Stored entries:

═══

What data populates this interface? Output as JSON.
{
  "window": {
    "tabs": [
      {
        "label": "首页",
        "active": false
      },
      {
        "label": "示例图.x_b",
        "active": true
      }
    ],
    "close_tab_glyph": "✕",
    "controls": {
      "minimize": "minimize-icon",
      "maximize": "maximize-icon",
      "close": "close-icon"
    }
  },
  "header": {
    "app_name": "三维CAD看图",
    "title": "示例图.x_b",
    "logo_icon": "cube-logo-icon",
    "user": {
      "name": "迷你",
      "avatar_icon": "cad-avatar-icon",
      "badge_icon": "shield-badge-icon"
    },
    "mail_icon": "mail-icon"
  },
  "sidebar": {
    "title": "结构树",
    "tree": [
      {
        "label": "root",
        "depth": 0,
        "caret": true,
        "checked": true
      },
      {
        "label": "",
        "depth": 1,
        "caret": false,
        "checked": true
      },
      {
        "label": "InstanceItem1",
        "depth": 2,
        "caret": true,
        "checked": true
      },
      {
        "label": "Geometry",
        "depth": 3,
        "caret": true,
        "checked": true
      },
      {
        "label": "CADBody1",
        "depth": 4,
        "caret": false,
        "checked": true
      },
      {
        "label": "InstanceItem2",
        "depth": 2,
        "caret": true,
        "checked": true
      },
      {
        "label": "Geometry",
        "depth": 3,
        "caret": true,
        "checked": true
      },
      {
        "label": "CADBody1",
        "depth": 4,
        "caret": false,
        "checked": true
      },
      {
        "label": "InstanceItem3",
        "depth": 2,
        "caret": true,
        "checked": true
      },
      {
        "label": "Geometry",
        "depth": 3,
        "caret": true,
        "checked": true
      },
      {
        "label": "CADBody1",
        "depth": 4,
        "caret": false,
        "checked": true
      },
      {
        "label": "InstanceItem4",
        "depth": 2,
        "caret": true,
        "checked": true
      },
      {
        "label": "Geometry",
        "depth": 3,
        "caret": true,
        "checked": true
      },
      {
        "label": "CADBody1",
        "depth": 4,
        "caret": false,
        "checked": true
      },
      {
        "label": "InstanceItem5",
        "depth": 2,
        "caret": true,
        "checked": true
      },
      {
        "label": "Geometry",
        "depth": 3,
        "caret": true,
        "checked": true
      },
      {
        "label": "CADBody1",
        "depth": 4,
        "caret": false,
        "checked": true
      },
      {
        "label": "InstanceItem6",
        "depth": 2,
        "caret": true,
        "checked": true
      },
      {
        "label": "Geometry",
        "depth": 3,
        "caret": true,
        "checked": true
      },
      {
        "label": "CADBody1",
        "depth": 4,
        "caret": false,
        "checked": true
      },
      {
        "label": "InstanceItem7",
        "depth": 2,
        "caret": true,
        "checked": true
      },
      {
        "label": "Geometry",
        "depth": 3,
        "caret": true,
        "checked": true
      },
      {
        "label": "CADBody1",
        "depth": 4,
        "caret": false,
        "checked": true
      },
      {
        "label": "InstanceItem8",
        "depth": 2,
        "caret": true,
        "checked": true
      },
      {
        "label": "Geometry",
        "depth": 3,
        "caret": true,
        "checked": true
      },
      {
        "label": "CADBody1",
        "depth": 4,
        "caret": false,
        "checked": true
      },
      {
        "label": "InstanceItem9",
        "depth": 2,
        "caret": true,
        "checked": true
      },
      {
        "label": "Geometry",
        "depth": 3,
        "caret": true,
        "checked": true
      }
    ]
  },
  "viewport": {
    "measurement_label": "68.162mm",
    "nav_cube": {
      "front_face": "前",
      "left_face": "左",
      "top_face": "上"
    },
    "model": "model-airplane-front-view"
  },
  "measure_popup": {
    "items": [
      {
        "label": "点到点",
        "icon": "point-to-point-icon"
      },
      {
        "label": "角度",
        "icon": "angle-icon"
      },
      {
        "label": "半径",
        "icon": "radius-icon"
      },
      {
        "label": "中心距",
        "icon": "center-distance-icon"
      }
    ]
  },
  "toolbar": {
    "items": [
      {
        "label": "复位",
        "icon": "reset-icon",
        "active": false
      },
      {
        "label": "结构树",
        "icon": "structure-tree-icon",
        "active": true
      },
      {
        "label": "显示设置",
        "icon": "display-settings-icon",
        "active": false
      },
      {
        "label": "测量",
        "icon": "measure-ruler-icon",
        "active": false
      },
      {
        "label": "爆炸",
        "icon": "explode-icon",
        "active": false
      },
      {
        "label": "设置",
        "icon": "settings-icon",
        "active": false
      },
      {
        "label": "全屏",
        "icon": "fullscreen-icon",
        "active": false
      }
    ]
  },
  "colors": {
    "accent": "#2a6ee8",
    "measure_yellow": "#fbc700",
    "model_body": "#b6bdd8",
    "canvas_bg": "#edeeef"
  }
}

═══

Objective: From the records above, extract everything verbatim.

Expected answer:
What data populates this interface? Output as JSON.
{
  "window": {
    "tabs": [
      {
        "label": "首页",
        "active": false
      },
      {
        "label": "示例图.x_b",
        "active": true
      }
    ],
    "close_tab_glyph": "✕",
    "controls": {
      "minimize": "minimize-icon",
      "maximize": "maximize-icon",
      "close": "close-icon"
    }
  },
  "header": {
    "app_name": "三维CAD看图",
    "title": "示例图.x_b",
    "logo_icon": "cube-logo-icon",
    "user": {
      "name": "迷你",
      "avatar_icon": "cad-avatar-icon",
      "badge_icon": "shield-badge-icon"
    },
    "mail_icon": "mail-icon"
  },
  "sidebar": {
    "title": "结构树",
    "tree": [
      {
        "label": "root",
        "depth": 0,
        "caret": true,
        "checked": true
      },
      {
        "label": "",
        "depth": 1,
        "caret": false,
        "checked": true
      },
      {
        "label": "InstanceItem1",
        "depth": 2,
        "caret": true,
        "checked": true
      },
      {
        "label": "Geometry",
        "depth": 3,
        "caret": true,
        "checked": true
      },
      {
        "label": "CADBody1",
        "depth": 4,
        "caret": false,
        "checked": true
      },
      {
        "label": "InstanceItem2",
        "depth": 2,
        "caret": true,
        "checked": true
      },
      {
        "label": "Geometry",
        "depth": 3,
        "caret": true,
        "checked": true
      },
      {
        "label": "CADBody1",
        "depth": 4,
        "caret": false,
        "checked": true
      },
      {
        "label": "InstanceItem3",
        "depth": 2,
        "caret": true,
        "checked": true
      },
      {
        "label": "Geometry",
        "depth": 3,
        "caret": true,
        "checked": true
      },
      {
        "label": "CADBody1",
        "depth": 4,
        "caret": false,
        "checked": true
      },
      {
        "label": "InstanceItem4",
        "depth": 2,
        "caret": true,
        "checked": true
      },
      {
        "label": "Geometry",
        "depth": 3,
        "caret": true,
        "checked": true
      },
      {
        "label": "CADBody1",
        "depth": 4,
        "caret": false,
        "checked": true
      },
      {
        "label": "InstanceItem5",
        "depth": 2,
        "caret": true,
        "checked": true
      },
      {
        "label": "Geometry",
        "depth": 3,
        "caret": true,
        "checked": true
      },
      {
        "label": "CADBody1",
        "depth": 4,
        "caret": false,
        "checked": true
      },
      {
        "label": "InstanceItem6",
        "depth": 2,
        "caret": true,
        "checked": true
      },
      {
        "label": "Geometry",
        "depth": 3,
        "caret": true,
        "checked": true
      },
      {
        "label": "CADBody1",
        "depth": 4,
        "caret": false,
        "checked": true
      },
      {
        "label": "InstanceItem7",
        "depth": 2,
        "caret": true,
        "checked": true
      },
      {
        "label": "Geometry",
        "depth": 3,
        "caret": true,
        "checked": true
      },
      {
        "label": "CADBody1",
        "depth": 4,
        "caret": false,
        "checked": true
      },
      {
        "label": "InstanceItem8",
        "depth": 2,
        "caret": true,
        "checked": true
      },
      {
        "label": "Geometry",
        "depth": 3,
        "caret": true,
        "checked": true
      },
      {
        "label": "CADBody1",
        "depth": 4,
        "caret": false,
        "checked": true
      },
      {
        "label": "InstanceItem9",
        "depth": 2,
        "caret": true,
        "checked": true
      },
      {
        "label": "Geometry",
        "depth": 3,
        "caret": true,
        "checked": true
      }
    ]
  },
  "viewport": {
    "measurement_label": "68.162mm",
    "nav_cube": {
      "front_face": "前",
      "left_face": "左",
      "top_face": "上"
    },
    "model": "model-airplane-front-view"
  },
  "measure_popup": {
    "items": [
      {
        "label": "点到点",
        "icon": "point-to-point-icon"
      },
      {
        "label": "角度",
        "icon": "angle-icon"
      },
      {
        "label": "半径",
        "icon": "radius-icon"
      },
      {
        "label": "中心距",
        "icon": "center-distance-icon"
      }
    ]
  },
  "toolbar": {
    "items": [
      {
        "label": "复位",
        "icon": "reset-icon",
        "active": false
      },
      {
        "label": "结构树",
        "icon": "structure-tree-icon",
        "active": true
      },
      {
        "label": "显示设置",
        "icon": "display-settings-icon",
        "active": false
      },
      {
        "label": "测量",
        "icon": "measure-ruler-icon",
        "active": false
      },
      {
        "label": "爆炸",
        "icon": "explode-icon",
        "active": false
      },
      {
        "label": "设置",
        "icon": "settings-icon",
        "active": false
      },
      {
        "label": "全屏",
        "icon": "fullscreen-icon",
        "active": false
      }
    ]
  },
  "colors": {
    "accent": "#2a6ee8",
    "measure_yellow": "#fbc700",
    "model_body": "#b6bdd8",
    "canvas_bg": "#edeeef"
  }
}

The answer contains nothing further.